Repeat each record below exactly as given.

▼▼▼

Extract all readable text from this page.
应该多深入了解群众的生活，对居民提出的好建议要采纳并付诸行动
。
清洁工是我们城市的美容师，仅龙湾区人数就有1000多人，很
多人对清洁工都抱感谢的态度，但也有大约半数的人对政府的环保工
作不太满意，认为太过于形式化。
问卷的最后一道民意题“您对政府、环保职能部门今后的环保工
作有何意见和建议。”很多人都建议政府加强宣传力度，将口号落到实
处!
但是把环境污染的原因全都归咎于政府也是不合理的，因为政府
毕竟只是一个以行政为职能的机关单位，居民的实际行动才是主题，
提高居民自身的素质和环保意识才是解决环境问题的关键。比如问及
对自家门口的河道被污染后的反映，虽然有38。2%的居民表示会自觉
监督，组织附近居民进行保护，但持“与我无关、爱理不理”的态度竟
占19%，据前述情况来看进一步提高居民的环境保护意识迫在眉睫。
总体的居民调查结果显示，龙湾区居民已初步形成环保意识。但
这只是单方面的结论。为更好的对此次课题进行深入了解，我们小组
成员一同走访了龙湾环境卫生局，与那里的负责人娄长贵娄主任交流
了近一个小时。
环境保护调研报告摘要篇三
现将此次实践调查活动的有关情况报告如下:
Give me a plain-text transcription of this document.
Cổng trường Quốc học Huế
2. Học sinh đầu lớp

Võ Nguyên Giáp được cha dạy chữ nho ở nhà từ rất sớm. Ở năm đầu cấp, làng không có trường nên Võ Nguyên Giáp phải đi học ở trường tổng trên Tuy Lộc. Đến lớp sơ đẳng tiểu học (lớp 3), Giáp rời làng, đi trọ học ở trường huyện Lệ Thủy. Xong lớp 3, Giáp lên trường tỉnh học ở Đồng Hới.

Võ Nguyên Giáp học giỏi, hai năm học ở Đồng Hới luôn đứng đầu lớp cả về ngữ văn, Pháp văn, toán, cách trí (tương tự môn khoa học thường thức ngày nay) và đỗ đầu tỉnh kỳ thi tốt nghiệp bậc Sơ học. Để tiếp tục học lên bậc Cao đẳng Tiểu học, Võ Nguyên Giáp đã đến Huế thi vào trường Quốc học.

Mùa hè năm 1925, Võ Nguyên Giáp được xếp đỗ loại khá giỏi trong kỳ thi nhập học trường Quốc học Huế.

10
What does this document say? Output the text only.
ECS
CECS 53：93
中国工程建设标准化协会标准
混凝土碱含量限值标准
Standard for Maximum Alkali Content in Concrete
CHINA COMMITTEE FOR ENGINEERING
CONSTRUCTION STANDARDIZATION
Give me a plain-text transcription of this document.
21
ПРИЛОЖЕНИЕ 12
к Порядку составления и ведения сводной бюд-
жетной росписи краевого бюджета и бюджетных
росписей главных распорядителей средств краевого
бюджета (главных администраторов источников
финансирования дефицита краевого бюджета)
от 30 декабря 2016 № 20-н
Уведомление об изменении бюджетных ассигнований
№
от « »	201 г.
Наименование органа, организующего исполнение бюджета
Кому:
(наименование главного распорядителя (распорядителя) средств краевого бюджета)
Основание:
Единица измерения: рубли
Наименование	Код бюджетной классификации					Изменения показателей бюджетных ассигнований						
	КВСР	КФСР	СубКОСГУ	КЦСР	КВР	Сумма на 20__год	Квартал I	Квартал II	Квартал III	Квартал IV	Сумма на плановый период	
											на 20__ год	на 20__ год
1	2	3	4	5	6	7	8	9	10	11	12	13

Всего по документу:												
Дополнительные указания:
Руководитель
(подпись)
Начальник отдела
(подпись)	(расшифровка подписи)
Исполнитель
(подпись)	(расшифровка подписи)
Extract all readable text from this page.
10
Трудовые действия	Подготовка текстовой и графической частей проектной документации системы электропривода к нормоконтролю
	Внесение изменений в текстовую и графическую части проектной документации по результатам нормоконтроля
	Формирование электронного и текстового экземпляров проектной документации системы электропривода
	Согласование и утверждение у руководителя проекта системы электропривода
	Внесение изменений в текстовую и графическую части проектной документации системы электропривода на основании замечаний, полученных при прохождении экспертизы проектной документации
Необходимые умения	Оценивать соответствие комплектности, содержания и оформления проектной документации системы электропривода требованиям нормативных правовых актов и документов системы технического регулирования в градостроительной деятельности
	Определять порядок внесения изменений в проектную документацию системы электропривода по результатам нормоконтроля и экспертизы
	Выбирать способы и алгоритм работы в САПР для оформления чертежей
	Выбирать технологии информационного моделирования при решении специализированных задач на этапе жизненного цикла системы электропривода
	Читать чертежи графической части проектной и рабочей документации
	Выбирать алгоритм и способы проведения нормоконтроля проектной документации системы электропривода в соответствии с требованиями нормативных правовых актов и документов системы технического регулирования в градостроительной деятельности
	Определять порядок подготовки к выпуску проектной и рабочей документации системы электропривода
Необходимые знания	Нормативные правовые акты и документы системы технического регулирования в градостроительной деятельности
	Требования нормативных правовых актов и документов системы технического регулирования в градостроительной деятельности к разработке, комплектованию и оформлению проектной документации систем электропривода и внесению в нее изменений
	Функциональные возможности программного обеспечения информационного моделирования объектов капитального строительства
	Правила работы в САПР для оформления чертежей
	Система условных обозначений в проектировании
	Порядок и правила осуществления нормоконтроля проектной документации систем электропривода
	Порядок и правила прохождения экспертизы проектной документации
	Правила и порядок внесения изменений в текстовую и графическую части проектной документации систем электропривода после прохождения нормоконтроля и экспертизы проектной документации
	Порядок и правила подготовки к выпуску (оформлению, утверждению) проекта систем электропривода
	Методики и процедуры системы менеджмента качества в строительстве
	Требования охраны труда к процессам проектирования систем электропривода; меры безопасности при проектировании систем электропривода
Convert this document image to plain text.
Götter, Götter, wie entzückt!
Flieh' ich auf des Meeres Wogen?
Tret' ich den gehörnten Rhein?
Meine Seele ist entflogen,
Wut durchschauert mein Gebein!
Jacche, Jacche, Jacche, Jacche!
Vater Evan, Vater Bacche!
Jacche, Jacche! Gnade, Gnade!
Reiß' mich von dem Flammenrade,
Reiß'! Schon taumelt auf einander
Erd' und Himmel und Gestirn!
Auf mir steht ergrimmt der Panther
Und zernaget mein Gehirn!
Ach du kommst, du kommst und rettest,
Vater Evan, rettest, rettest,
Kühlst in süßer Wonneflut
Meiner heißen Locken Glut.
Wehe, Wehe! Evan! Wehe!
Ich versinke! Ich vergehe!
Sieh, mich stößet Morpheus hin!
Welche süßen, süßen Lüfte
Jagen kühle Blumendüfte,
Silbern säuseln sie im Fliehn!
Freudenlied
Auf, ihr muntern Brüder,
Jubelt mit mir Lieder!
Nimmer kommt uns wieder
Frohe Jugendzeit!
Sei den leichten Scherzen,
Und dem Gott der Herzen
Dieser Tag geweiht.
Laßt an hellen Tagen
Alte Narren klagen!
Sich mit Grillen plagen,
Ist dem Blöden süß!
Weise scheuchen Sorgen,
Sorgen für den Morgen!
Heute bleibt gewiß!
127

▲▲▲

_Correct answer_
Extract all readable text from this page.
应该多深入了解群众的生活，对居民提出的好建议要采纳并付诸行动
。
清洁工是我们城市的美容师，仅龙湾区人数就有1000多人，很
多人对清洁工都抱感谢的态度，但也有大约半数的人对政府的环保工
作不太满意，认为太过于形式化。
问卷的最后一道民意题“您对政府、环保职能部门今后的环保工
作有何意见和建议。”很多人都建议政府加强宣传力度，将口号落到实
处!
但是把环境污染的原因全都归咎于政府也是不合理的，因为政府
毕竟只是一个以行政为职能的机关单位，居民的实际行动才是主题，
提高居民自身的素质和环保意识才是解决环境问题的关键。比如问及
对自家门口的河道被污染后的反映，虽然有38。2%的居民表示会自觉
监督，组织附近居民进行保护，但持“与我无关、爱理不理”的态度竟
占19%，据前述情况来看进一步提高居民的环境保护意识迫在眉睫。
总体的居民调查结果显示，龙湾区居民已初步形成环保意识。但
这只是单方面的结论。为更好的对此次课题进行深入了解，我们小组
成员一同走访了龙湾环境卫生局，与那里的负责人娄长贵娄主任交流
了近一个小时。
环境保护调研报告摘要篇三
现将此次实践调查活动的有关情况报告如下:
Give me a plain-text transcription of this document.
Cổng trường Quốc học Huế
2. Học sinh đầu lớp

Võ Nguyên Giáp được cha dạy chữ nho ở nhà từ rất sớm. Ở năm đầu cấp, làng không có trường nên Võ Nguyên Giáp phải đi học ở trường tổng trên Tuy Lộc. Đến lớp sơ đẳng tiểu học (lớp 3), Giáp rời làng, đi trọ học ở trường huyện Lệ Thủy. Xong lớp 3, Giáp lên trường tỉnh học ở Đồng Hới.

Võ Nguyên Giáp học giỏi, hai năm học ở Đồng Hới luôn đứng đầu lớp cả về ngữ văn, Pháp văn, toán, cách trí (tương tự môn khoa học thường thức ngày nay) và đỗ đầu tỉnh kỳ thi tốt nghiệp bậc Sơ học. Để tiếp tục học lên bậc Cao đẳng Tiểu học, Võ Nguyên Giáp đã đến Huế thi vào trường Quốc học.

Mùa hè năm 1925, Võ Nguyên Giáp được xếp đỗ loại khá giỏi trong kỳ thi nhập học trường Quốc học Huế.

10
What does this document say? Output the text only.
ECS
CECS 53：93
中国工程建设标准化协会标准
混凝土碱含量限值标准
Standard for Maximum Alkali Content in Concrete
CHINA COMMITTEE FOR ENGINEERING
CONSTRUCTION STANDARDIZATION
Give me a plain-text transcription of this document.
21
ПРИЛОЖЕНИЕ 12
к Порядку составления и ведения сводной бюд-
жетной росписи краевого бюджета и бюджетных
росписей главных распорядителей средств краевого
бюджета (главных администраторов источников
финансирования дефицита краевого бюджета)
от 30 декабря 2016 № 20-н
Уведомление об изменении бюджетных ассигнований
№
от « »	201 г.
Наименование органа, организующего исполнение бюджета
Кому:
(наименование главного распорядителя (распорядителя) средств краевого бюджета)
Основание:
Единица измерения: рубли
Наименование	Код бюджетной классификации					Изменения показателей бюджетных ассигнований						
	КВСР	КФСР	СубКОСГУ	КЦСР	КВР	Сумма на 20__год	Квартал I	Квартал II	Квартал III	Квартал IV	Сумма на плановый период	
											на 20__ год	на 20__ год
1	2	3	4	5	6	7	8	9	10	11	12	13

Всего по документу:												
Дополнительные указания:
Руководитель
(подпись)
Начальник отдела
(подпись)	(расшифровка подписи)
Исполнитель
(подпись)	(расшифровка подписи)
Extract all readable text from this page.
10
Трудовые действия	Подготовка текстовой и графической частей проектной документации системы электропривода к нормоконтролю
	Внесение изменений в текстовую и графическую части проектной документации по результатам нормоконтроля
	Формирование электронного и текстового экземпляров проектной документации системы электропривода
	Согласование и утверждение у руководителя проекта системы электропривода
	Внесение изменений в текстовую и графическую части проектной документации системы электропривода на основании замечаний, полученных при прохождении экспертизы проектной документации
Необходимые умения	Оценивать соответствие комплектности, содержания и оформления проектной документации системы электропривода требованиям нормативных правовых актов и документов системы технического регулирования в градостроительной деятельности
	Определять порядок внесения изменений в проектную документацию системы электропривода по результатам нормоконтроля и экспертизы
	Выбирать способы и алгоритм работы в САПР для оформления чертежей
	Выбирать технологии информационного моделирования при решении специализированных задач на этапе жизненного цикла системы электропривода
	Читать чертежи графической части проектной и рабочей документации
	Выбирать алгоритм и способы проведения нормоконтроля проектной документации системы электропривода в соответствии с требованиями нормативных правовых актов и документов системы технического регулирования в градостроительной деятельности
	Определять порядок подготовки к выпуску проектной и рабочей документации системы электропривода
Необходимые знания	Нормативные правовые акты и документы системы технического регулирования в градостроительной деятельности
	Требования нормативных правовых актов и документов системы технического регулирования в градостроительной деятельности к разработке, комплектованию и оформлению проектной документации систем электропривода и внесению в нее изменений
	Функциональные возможности программного обеспечения информационного моделирования объектов капитального строительства
	Правила работы в САПР для оформления чертежей
	Система условных обозначений в проектировании
	Порядок и правила осуществления нормоконтроля проектной документации систем электропривода
	Порядок и правила прохождения экспертизы проектной документации
	Правила и порядок внесения изменений в текстовую и графическую части проектной документации систем электропривода после прохождения нормоконтроля и экспертизы проектной документации
	Порядок и правила подготовки к выпуску (оформлению, утверждению) проекта систем электропривода
	Методики и процедуры системы менеджмента качества в строительстве
	Требования охраны труда к процессам проектирования систем электропривода; меры безопасности при проектировании систем электропривода
Convert this document image to plain text.
Götter, Götter, wie entzückt!
Flieh' ich auf des Meeres Wogen?
Tret' ich den gehörnten Rhein?
Meine Seele ist entflogen,
Wut durchschauert mein Gebein!
Jacche, Jacche, Jacche, Jacche!
Vater Evan, Vater Bacche!
Jacche, Jacche! Gnade, Gnade!
Reiß' mich von dem Flammenrade,
Reiß'! Schon taumelt auf einander
Erd' und Himmel und Gestirn!
Auf mir steht ergrimmt der Panther
Und zernaget mein Gehirn!
Ach du kommst, du kommst und rettest,
Vater Evan, rettest, rettest,
Kühlst in süßer Wonneflut
Meiner heißen Locken Glut.
Wehe, Wehe! Evan! Wehe!
Ich versinke! Ich vergehe!
Sieh, mich stößet Morpheus hin!
Welche süßen, süßen Lüfte
Jagen kühle Blumendüfte,
Silbern säuseln sie im Fliehn!
Freudenlied
Auf, ihr muntern Brüder,
Jubelt mit mir Lieder!
Nimmer kommt uns wieder
Frohe Jugendzeit!
Sei den leichten Scherzen,
Und dem Gott der Herzen
Dieser Tag geweiht.
Laßt an hellen Tagen
Alte Narren klagen!
Sich mit Grillen plagen,
Ist dem Blöden süß!
Weise scheuchen Sorgen,
Sorgen für den Morgen!
Heute bleibt gewiß!
127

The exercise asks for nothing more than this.